> [Data supplied]:
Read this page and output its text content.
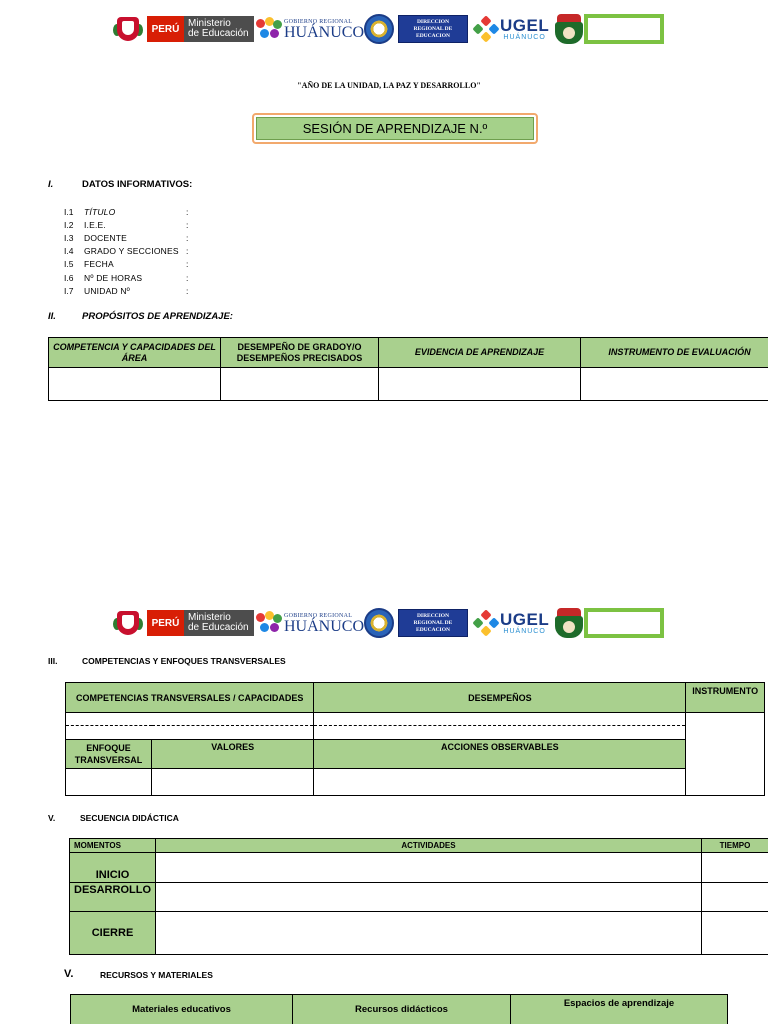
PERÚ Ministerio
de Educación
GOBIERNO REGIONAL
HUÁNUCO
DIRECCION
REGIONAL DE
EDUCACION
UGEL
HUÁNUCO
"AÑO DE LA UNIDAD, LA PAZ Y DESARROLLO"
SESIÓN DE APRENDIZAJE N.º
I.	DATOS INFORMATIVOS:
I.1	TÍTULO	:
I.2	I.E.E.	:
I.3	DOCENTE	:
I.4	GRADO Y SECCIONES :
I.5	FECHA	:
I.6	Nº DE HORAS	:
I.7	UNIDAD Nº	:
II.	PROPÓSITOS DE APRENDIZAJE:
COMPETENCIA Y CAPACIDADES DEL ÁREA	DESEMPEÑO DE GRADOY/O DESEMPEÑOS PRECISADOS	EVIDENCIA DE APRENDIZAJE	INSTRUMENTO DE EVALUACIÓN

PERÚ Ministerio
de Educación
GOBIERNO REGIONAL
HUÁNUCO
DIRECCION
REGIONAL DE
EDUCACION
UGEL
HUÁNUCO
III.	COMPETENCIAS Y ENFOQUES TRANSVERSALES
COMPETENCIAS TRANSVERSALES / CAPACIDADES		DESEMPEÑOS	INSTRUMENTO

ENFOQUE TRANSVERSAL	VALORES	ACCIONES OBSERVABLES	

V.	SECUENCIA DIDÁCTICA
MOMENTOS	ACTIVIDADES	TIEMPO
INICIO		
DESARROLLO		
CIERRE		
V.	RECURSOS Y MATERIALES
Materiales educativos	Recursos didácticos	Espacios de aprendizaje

* * *

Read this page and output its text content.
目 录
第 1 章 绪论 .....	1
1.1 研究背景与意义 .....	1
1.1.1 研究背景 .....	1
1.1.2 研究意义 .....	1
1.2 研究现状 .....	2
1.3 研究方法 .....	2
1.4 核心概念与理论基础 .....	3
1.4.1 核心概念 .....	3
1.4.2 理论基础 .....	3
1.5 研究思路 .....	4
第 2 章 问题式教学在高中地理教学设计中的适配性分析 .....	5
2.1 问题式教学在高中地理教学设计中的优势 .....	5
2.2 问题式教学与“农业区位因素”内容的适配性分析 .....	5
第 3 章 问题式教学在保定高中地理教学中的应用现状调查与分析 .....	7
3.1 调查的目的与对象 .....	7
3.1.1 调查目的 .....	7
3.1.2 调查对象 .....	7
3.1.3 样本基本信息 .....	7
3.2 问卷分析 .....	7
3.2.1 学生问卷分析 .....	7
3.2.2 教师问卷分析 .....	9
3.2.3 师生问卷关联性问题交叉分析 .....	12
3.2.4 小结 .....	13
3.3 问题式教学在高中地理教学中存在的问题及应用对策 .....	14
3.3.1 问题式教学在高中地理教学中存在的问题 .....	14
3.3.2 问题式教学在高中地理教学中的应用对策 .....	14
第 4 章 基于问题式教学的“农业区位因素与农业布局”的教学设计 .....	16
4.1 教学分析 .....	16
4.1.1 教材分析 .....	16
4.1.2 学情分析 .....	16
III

...

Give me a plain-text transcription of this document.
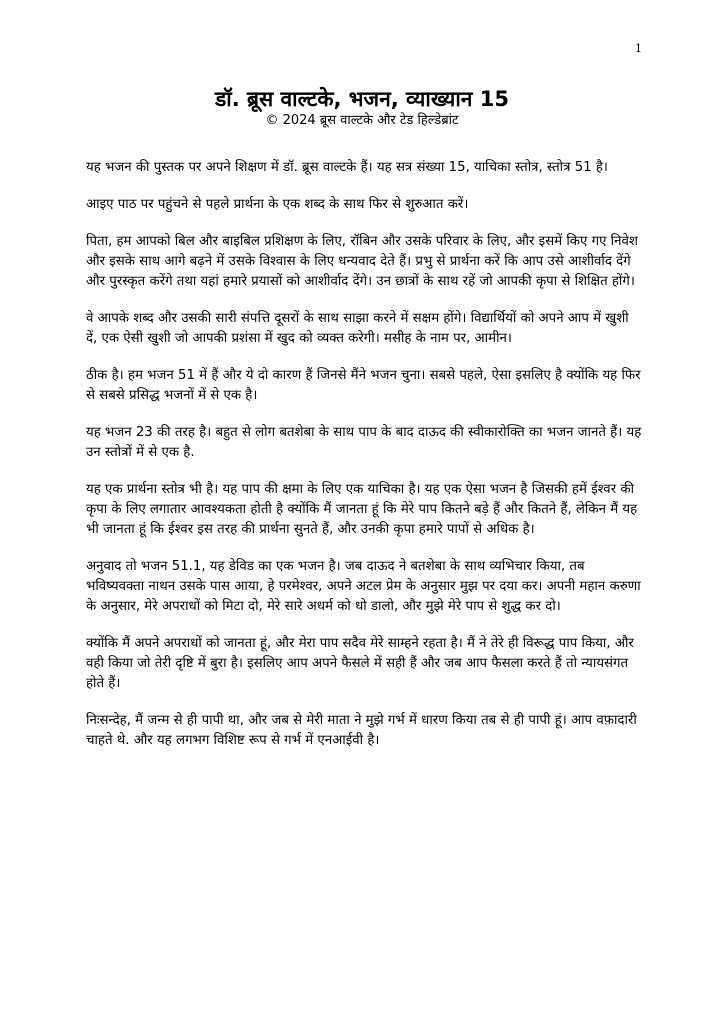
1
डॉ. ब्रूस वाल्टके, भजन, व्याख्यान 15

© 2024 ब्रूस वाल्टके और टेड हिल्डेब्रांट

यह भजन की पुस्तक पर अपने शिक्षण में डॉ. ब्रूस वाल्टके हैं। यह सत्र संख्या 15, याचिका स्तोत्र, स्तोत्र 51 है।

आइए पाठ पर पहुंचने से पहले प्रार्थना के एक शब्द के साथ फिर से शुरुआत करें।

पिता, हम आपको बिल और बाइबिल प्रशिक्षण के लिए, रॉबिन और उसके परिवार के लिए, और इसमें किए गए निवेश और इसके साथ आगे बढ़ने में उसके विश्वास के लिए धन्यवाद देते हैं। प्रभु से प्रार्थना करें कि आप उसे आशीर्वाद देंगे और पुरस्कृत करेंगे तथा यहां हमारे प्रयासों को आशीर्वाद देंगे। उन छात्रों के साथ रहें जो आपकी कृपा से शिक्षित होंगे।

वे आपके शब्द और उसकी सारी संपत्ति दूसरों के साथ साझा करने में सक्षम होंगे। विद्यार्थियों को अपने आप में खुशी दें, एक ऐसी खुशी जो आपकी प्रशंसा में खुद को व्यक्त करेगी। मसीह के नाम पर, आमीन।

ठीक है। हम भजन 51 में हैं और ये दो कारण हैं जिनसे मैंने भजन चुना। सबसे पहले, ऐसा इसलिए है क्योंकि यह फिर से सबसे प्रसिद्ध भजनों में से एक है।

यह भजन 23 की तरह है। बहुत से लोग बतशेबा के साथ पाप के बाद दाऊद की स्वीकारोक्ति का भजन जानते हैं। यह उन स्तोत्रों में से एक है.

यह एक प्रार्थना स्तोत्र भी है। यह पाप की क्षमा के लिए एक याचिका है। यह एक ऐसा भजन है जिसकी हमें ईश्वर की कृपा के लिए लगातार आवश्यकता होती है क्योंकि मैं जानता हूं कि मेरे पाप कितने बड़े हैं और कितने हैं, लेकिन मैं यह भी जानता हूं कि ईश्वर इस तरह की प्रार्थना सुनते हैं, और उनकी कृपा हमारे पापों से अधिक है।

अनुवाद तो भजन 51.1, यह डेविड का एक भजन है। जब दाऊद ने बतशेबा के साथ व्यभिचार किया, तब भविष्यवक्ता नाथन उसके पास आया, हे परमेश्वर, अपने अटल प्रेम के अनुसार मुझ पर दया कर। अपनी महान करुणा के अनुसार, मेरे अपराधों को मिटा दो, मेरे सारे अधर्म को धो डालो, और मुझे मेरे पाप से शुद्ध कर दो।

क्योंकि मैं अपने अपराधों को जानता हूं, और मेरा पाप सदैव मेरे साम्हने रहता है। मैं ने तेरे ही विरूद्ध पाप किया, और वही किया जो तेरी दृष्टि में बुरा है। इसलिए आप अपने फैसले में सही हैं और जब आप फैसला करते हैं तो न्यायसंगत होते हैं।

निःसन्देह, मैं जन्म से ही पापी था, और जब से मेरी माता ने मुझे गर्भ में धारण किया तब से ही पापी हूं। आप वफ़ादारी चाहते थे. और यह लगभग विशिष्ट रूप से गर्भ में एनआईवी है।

> [Stated problem]:
Copy out every line that includes the word "TRANSVERSALES".

> [Exercise response]:
III.	COMPETENCIAS Y ENFOQUES TRANSVERSALES
COMPETENCIAS TRANSVERSALES / CAPACIDADES		DESEMPEÑOS	INSTRUMENTO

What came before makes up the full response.